* [EXTRACTO DEL DOCUMENTO]
>>>>

GUALJOCO, Honduras (AP) — Familiares dolientes enterraron el jueves a la reina de belleza de Honduras y a su hermana, quienes fueron asesinadas la semana pasada en lo que la policía dice fue un ataque de celos del novio de la hermana.

María José Alvarado, Miss Honduras de 19 años, y su hermana Sofía, de 23, fueron sepultadas en un pequeño cementerio en esta aldea al norte de Santa Bárbara, su ciudad natal. Unas 300 personas, entre dolientes y personal de seguridad, caminaron por el lodo para la ceremonia.

Los cuerpos fueron entregados a la familia antes del amanecer, pero fuertes aguaceros impidieron durante horas que se cavasen las tumbas. La madre lloró al besar los féretros adornados con flores. El ataúd de María José también estaba cubierto con su banda de reina de belleza.

"Vamos a extrañaros mucho, viviréis en nuestro corazón siempre. Habéis ido a reuniros con nuestro papa en el cielo, Él os espera, Él os cuidara allí", afirmó Corina Alvarado, de 26 años, la hermana mayor. "Sólo Dios podrá castigar a esos asesinos como se merecen".

Recordó a María José Alvarado, que iba a viajar a Londres esta semana para el concurso de belleza Miss Mundo, como una mujer que representaba lo mejor de Honduras. Los organizadores del concurso emitieron un comunicado en el que dijeron estar devastados por la noticia, e indicaron que planeaban una ceremonia especial el domingo para recordar a las hermanas y orar por la familia.

Amigos y familiares dijeron que Alvarado había estado fascinada toda su vida con la belleza y la moda, y a los 13 años comenzó a competir en concursos. Ganó uno tras otro hasta que fue nombrada Miss Honduras en abril, luego de lo cual comenzó a modelar para tiendas de ropa y catálogos.

Pero Alvarado no se envaneció por la celebridad de su título y seguía paseándose por el pueblo en pantalones vaqueros, con el cabello atado y sin maquillaje. Amigos y familiares la describieron como humilde y amable, y emocionada por la vida que el ser una reina de belleza acarreaba consigo.

Cuatro personas han sido arrestadas por los asesinatos, incluido Plutarco Ruiz, un hombre que familiares dicen cortejaba a Sofía, y un presunto cómplice que habría ayudado a enterrar los cadáveres en la margen de un río. La pareja dueña del spa donde las hermanas desaparecieron la noche del 13 de noviembre fue arrestada el miércoles bajo sospechas de detención ilegal y ocultamiento.

<<<<

* [MATERIAL MOSTRADO]
>>>>

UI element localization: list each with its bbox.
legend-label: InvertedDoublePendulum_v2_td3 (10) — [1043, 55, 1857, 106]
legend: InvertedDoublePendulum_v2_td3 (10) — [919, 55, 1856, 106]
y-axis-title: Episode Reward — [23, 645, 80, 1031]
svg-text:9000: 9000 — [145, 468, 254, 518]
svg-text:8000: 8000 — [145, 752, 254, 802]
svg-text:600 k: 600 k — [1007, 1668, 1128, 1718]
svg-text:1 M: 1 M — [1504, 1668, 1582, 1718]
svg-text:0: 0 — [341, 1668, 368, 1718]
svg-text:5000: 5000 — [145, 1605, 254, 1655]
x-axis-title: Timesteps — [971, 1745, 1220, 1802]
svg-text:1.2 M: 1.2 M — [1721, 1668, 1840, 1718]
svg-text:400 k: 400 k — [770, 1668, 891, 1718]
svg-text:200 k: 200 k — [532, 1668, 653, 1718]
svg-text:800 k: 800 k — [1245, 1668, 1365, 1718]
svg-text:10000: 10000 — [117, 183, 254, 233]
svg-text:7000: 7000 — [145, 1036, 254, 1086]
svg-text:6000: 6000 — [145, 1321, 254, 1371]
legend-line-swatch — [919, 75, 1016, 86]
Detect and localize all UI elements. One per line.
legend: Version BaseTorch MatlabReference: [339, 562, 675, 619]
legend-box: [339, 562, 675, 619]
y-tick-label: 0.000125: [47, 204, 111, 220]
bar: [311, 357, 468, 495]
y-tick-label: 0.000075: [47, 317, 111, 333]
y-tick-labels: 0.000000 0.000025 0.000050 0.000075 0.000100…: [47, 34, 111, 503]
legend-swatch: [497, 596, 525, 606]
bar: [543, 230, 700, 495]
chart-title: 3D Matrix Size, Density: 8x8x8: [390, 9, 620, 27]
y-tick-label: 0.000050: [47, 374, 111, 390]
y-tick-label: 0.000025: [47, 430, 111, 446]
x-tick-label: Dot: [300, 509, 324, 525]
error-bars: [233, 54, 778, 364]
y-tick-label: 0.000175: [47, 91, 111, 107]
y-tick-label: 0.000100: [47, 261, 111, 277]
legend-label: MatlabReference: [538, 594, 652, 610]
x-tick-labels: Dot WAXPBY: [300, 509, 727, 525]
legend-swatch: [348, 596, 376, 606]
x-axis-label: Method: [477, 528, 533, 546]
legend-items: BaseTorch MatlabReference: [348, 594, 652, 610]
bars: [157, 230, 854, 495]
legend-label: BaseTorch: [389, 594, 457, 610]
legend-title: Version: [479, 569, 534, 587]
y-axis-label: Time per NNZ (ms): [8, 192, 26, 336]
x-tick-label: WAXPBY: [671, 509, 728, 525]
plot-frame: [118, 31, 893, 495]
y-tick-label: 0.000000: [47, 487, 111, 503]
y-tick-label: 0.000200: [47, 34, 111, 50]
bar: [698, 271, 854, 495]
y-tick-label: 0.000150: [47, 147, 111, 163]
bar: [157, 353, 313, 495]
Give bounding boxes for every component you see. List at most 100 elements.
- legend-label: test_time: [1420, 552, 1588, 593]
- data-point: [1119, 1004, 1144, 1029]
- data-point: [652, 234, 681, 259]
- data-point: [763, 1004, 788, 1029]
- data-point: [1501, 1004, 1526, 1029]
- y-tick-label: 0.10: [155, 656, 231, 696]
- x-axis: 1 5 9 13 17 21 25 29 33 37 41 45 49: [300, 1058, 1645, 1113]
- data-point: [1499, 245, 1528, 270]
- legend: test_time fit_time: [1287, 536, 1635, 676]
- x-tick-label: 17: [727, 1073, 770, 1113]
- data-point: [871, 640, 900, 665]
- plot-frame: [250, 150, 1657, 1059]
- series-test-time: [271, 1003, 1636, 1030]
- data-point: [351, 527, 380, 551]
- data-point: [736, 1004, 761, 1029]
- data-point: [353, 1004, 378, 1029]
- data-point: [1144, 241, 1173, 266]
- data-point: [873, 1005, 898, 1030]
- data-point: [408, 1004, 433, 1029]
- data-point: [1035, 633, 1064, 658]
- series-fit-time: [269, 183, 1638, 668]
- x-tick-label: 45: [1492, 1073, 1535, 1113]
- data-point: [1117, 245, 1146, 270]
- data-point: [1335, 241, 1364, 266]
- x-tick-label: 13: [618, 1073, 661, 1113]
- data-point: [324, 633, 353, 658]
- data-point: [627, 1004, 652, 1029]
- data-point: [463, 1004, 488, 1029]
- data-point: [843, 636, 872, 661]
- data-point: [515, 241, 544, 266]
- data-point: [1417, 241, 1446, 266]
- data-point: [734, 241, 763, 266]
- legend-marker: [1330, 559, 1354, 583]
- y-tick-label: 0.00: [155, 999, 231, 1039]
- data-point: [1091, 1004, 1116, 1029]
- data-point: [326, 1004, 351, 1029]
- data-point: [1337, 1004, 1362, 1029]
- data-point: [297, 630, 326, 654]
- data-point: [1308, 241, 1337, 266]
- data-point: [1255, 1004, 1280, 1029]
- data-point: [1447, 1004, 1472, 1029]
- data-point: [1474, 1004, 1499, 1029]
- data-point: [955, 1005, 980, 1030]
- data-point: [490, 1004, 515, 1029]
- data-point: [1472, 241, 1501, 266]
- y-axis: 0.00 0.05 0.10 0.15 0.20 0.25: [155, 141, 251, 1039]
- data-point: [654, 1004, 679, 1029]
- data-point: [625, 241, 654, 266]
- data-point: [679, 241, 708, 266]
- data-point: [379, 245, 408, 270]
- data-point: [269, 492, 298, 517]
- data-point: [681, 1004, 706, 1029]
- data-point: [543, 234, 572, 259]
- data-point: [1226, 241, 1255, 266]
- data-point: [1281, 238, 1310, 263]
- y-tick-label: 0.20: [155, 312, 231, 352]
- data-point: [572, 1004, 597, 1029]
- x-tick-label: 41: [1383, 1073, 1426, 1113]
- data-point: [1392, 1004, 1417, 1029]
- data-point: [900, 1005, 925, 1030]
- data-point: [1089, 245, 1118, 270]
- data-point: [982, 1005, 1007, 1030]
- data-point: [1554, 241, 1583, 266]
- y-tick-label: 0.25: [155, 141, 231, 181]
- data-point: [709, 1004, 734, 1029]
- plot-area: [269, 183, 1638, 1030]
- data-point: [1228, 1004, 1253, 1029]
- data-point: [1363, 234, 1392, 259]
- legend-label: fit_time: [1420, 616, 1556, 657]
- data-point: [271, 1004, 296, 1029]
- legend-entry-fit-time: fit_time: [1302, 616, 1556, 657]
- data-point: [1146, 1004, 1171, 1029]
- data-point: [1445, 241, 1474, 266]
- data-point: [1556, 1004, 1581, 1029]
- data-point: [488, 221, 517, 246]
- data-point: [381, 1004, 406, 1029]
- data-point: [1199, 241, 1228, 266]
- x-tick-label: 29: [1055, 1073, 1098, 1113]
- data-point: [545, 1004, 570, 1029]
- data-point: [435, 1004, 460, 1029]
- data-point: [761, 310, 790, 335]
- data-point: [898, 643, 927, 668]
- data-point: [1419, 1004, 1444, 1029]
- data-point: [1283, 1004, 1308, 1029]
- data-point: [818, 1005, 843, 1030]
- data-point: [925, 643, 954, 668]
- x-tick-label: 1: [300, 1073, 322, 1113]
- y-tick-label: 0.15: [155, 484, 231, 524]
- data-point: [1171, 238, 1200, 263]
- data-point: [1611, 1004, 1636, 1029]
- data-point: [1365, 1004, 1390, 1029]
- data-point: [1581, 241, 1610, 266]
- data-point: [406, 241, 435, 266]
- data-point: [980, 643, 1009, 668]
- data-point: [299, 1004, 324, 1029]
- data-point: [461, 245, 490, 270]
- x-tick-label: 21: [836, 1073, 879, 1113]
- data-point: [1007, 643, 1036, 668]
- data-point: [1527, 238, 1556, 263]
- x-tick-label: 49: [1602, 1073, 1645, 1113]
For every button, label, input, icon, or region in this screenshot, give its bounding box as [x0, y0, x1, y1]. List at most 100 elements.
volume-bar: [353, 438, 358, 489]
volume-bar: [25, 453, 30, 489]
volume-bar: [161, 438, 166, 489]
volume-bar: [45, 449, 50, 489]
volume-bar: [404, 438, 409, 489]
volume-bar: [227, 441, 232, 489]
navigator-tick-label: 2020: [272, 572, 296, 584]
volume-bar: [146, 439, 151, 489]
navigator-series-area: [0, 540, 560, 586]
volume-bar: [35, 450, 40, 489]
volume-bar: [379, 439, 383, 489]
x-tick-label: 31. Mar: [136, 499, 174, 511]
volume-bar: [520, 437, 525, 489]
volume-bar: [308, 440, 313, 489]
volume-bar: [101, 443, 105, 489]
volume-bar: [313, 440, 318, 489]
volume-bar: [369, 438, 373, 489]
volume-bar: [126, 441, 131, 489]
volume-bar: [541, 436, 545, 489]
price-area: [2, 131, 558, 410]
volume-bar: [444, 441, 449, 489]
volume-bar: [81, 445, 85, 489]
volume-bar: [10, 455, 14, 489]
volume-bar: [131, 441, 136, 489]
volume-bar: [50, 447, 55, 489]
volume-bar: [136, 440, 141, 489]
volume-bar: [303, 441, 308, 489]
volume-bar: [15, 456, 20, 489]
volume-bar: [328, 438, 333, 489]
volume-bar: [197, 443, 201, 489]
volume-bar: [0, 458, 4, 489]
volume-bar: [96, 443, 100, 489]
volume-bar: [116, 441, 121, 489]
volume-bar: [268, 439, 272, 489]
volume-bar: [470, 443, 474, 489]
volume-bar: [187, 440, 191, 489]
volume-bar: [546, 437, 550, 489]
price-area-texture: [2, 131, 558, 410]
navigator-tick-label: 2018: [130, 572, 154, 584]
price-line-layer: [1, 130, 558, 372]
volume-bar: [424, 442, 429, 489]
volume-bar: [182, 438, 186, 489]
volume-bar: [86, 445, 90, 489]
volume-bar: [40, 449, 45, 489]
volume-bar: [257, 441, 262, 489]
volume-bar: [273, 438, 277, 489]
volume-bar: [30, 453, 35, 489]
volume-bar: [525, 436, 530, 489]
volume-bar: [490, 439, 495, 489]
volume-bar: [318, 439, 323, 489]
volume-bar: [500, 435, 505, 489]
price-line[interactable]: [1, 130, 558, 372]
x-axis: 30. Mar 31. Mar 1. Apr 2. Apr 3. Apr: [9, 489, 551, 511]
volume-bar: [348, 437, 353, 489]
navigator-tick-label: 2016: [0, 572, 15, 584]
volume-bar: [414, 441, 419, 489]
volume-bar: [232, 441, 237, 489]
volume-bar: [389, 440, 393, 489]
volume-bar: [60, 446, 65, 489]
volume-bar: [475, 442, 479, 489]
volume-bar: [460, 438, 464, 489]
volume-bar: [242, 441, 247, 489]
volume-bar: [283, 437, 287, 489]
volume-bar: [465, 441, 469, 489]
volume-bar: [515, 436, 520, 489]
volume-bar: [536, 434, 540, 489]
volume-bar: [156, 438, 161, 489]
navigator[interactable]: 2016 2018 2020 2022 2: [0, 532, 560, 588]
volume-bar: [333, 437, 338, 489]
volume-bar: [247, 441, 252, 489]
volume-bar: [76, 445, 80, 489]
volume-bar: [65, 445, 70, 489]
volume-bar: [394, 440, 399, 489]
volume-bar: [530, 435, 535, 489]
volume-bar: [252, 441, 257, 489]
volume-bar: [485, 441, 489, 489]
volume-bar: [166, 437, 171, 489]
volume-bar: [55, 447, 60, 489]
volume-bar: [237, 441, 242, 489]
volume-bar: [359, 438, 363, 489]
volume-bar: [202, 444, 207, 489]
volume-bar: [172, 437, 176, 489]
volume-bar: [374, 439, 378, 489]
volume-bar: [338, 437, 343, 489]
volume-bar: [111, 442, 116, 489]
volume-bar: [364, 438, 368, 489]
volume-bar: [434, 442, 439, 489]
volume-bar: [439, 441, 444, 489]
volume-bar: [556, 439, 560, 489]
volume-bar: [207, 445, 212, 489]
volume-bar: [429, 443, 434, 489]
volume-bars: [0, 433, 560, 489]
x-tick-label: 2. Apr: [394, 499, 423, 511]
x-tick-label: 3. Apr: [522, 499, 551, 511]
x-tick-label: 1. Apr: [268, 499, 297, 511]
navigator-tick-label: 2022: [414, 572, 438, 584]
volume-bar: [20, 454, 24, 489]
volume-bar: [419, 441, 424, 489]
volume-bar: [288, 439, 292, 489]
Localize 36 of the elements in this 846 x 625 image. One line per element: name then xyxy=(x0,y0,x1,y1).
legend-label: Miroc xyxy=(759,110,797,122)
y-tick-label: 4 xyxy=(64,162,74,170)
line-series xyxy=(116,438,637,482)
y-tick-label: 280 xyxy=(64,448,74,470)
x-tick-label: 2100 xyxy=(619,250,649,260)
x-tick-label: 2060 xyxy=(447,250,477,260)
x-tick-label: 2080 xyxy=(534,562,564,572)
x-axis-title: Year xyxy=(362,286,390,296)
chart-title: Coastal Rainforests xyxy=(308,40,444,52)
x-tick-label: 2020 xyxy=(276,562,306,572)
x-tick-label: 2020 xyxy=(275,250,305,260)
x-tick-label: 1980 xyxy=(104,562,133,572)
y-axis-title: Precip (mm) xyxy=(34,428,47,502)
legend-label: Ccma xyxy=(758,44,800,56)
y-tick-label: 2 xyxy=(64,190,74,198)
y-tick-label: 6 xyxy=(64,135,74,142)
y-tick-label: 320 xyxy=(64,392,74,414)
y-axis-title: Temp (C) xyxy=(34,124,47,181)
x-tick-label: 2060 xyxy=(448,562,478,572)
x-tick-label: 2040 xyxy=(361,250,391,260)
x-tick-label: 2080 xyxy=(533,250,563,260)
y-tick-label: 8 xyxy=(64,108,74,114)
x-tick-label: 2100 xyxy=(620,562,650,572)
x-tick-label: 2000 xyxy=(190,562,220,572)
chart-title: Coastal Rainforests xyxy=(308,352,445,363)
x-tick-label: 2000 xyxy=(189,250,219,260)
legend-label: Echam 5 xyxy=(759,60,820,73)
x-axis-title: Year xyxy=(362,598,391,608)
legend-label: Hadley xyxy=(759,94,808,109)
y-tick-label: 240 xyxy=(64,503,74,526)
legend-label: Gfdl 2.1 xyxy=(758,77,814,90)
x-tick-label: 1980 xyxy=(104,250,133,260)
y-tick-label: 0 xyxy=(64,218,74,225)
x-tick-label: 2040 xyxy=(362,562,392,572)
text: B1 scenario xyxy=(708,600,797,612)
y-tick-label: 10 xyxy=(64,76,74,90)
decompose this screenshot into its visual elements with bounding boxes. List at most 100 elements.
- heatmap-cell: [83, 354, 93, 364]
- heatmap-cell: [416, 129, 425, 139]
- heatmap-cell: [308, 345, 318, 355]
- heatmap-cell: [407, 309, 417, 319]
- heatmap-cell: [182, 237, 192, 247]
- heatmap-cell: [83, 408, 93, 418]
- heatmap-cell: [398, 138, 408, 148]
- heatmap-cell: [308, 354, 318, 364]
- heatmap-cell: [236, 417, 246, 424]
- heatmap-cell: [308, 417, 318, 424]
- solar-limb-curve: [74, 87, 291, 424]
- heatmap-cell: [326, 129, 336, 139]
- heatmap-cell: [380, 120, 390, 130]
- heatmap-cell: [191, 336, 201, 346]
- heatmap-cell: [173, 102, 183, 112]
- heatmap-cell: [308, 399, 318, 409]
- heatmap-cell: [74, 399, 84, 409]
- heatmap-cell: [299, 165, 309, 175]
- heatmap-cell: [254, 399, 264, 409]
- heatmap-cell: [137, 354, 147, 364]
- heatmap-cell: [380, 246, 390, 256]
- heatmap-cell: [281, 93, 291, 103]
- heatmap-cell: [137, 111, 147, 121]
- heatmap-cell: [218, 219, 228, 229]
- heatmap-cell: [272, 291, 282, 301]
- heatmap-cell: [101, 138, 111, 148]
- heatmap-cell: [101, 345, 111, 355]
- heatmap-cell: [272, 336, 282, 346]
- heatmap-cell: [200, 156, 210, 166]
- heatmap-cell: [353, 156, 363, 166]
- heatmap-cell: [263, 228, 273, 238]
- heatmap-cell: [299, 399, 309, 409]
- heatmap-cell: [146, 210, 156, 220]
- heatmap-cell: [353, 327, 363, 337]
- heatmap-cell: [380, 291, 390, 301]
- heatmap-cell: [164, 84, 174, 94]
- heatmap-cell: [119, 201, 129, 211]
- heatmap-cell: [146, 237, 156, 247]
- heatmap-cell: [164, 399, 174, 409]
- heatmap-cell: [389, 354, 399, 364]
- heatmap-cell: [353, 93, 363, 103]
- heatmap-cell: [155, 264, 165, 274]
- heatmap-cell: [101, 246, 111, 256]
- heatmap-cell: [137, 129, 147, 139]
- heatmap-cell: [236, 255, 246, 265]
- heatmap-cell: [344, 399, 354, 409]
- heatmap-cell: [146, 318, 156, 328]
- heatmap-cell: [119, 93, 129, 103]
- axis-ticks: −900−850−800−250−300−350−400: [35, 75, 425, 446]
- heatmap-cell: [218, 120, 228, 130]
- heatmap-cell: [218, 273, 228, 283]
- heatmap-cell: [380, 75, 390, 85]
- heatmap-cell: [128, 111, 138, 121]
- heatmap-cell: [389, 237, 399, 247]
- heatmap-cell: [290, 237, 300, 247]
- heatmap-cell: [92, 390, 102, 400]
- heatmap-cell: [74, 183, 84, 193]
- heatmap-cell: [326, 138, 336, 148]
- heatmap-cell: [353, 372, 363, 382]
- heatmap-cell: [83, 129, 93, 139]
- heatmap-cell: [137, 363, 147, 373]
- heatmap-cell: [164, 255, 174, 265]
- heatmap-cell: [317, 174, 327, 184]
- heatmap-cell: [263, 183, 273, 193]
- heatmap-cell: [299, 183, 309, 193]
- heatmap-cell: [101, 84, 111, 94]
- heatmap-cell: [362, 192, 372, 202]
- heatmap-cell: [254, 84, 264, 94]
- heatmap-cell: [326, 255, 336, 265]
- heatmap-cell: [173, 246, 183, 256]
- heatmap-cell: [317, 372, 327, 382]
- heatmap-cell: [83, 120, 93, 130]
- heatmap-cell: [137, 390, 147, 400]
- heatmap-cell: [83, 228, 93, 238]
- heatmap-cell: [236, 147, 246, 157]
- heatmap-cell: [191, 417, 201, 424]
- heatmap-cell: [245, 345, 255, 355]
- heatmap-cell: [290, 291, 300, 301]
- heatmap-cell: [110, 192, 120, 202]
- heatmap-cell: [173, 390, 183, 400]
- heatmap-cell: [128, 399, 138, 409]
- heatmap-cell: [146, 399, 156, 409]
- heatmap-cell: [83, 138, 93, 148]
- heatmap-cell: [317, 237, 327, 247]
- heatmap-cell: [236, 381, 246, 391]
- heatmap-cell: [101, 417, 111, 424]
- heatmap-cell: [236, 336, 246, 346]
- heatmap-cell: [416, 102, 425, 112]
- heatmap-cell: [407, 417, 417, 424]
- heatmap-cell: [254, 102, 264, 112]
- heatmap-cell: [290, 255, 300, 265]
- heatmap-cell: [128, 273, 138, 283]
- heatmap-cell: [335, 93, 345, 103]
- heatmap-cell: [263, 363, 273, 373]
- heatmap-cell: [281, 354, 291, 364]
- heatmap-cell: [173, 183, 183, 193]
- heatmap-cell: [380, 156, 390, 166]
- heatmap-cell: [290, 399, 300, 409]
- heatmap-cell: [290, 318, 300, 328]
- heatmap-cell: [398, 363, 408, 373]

<<<<

* [PREGUNTAS]
1 – Resume en dos oraciones el extracto del documento sobre el entierro de las hermanas Alvarado.
2 – Redacta la continuación del extracto sobre el asesinato de las hermanas Alvarado a partir de su último párrafo.

* [RESULTADOS]
1 – María José Alvarado, Miss Honduras de 19 años, y su hermana Sofía, de 23, fueron sepultadas el jueves en un pequeño cementerio de Gualjoco, aldea al norte de Santa Bárbara, tras ser asesinadas en lo que la policía describe como un ataque de celos del novio de Sofía. Por los asesinatos hay cuatro personas arrestadas: Plutarco Ruiz, un presunto cómplice y la pareja dueña del spa donde las hermanas desaparecieron la noche del 13 de noviembre.

2 –
Ruiz confesó haber matado a las hermanas durante una acalorada discusión con Sofía luego que ella bailó con otro hombre, indicó la policía. Presuntamente le disparó a Sofía primero y luego dos veces a María José en la espalda cuando ésta trataba de escapar.

El teniente coronel Ramón Castillo, alto funcionario policial en Santa Bárbara, dijo que otras ocho personas estaban en el spa esa noche y que se espera haya más arrestos.

"Los dos detenidos originales tuvieron ayuda de más personas", afirmó.

El alcalde de Santa Bárbara organizó que se colocaran dos carpas de plástico para resguardar de la lluvia a los dolientes frente a la casa de los Alvarado, ubicada junto a un camino sin pavimentar en el oeste de Honduras. Los periodistas de televisión se aglomeraban alrededor de la vivienda.

Los asesinatos resaltaron lo que expertos llaman una alarmante tendencia de incremento de la violencia contra mujeres en Centroamérica, alimentada por el crimen, la pobreza, el machismo y el abuso doméstico. De acuerdo con las Naciones Unidas, los asesinatos de mujeres y niñas en Honduras aumentaron 263% entre el 2005 y el 2013.

El país tiene la mayor tasa de homicidios en el mundo para una nación que no está en guerra, con un estimado de entre 90 y 95 asesinatos por cada 100.000 personas. Pandillas callejeras y de narcotráfico son las autoridades de facto en muchos lugares, donde imponen el control por medio de violencia, extorsión y terror.

"Si aquí nadie reacciona contra el crimen organizado es porque lo controlan todo. Porque todo el mundo les teme y la autoridad militar y policial no actúan. Todo el mundo sabe quiénes son", afirmó el alcalde.